What is needed >> Reproduce word for word everything in the trekking account below, from "During today’s lunch, one" down to "consider personal questions?".

START Selected text

We saw all our trekking companions around the viewpoint — the large group of Koreans were there without their cooks; the solo Spaniard from Barcelona who had hurt his knee had made it; a smaller Korean trio we had seen on our first night in Ulleri were also puttering about, one of whom confessed he had also hurt his knee (is there a Curse of the Knee on this trek?).
Soon enough the skies brightened and the clouds thickened, so it was time to head back down to Ghorepani, to breakfast, to packing, to another trekking day.
Today’s destination was Tadapani (“Far Away” + “Water”). The hike today included steps going up and steps going down. Wash, rinse and repeat.
During today’s lunch, one from the Korean group broke off and chatted up with N. He had been exchanging tidbits with N. for the last few days, and today he wanted to know what we did that made us retire so young. Did I mention that Koreans are less guarded about asking what some people would consider personal questions?
I was bombarded by another in the group who asked me how we traveled without cooks and what we ate. When I simply pointed at the menu, he bombarded me with information: he had had no idea; he was a YouTuber and wanted to post this information on his channel; would I mind if he took a picture of every page on the menu? He went on and on about it, the result of which was that our lunch order was delayed; I was really hungry, so I could feel myself starting to feel hangry. “Oh, by the way, we eat tasty Korean food throughout our trek and it’s even better than what we can eat in Korea!” Good for you, you insensitive lout; I’m starving. He finally left to his ready lunch while I was left hungrily holding the menu.
That is one aspect of their type of traveling that I strongly reject. Some travel, but they create for themselves an impervious cocoon, seeing the sights but not talking to the local people, not eating the local food, not learning local stories. Then why travel?!? They could just download pictures of mountains online.
We ordered dal bhat for lunch again — every tea house, every Nepalese home makes its own version, so it’s different every time.
Unfortunately this time, 10 minutes after lunch, N. began to receive mayday messages from his stomach. I quickly made him swallow a couple of pink pills and we stopped at the next tea house to use the bathroom (and our guide paid for the privilege by buying something from their little store.) Thankfully he did not have to emulate the buffaloes or donkeys. Disaster averted.
Speaking of donkeys, we saw them again today, coming up the trail we were descending. These were also carrying construction material, but large slabs of slate instead of sacks of cement. These were about 4 by 3 feet, four to five slabs on each side; I didn’t dare guess the weight of each panel.

END Selected text
START Raw data

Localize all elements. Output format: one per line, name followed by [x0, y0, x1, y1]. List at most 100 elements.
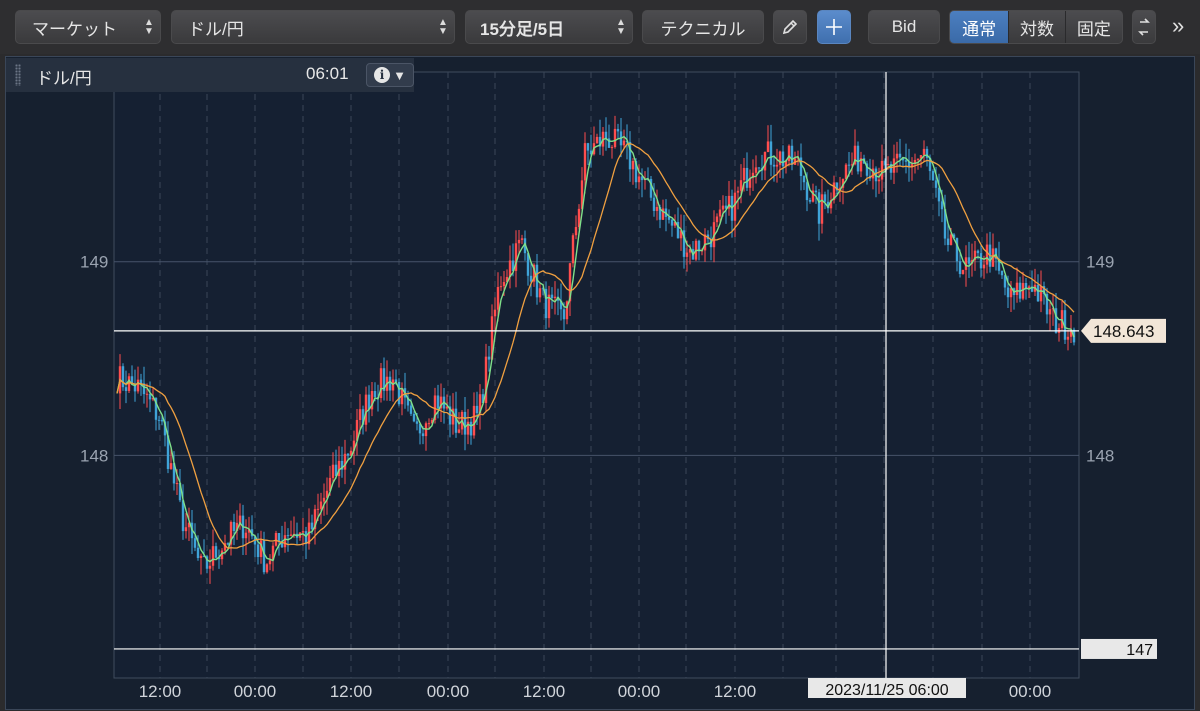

END Raw data

Output for this exercise >>
During today’s lunch, one from the Korean group broke off and chatted up with N. He had been exchanging tidbits with N. for the last few days, and today he wanted to know what we did that made us retire so young. Did I mention that Koreans are less guarded about asking what some people would consider personal questions?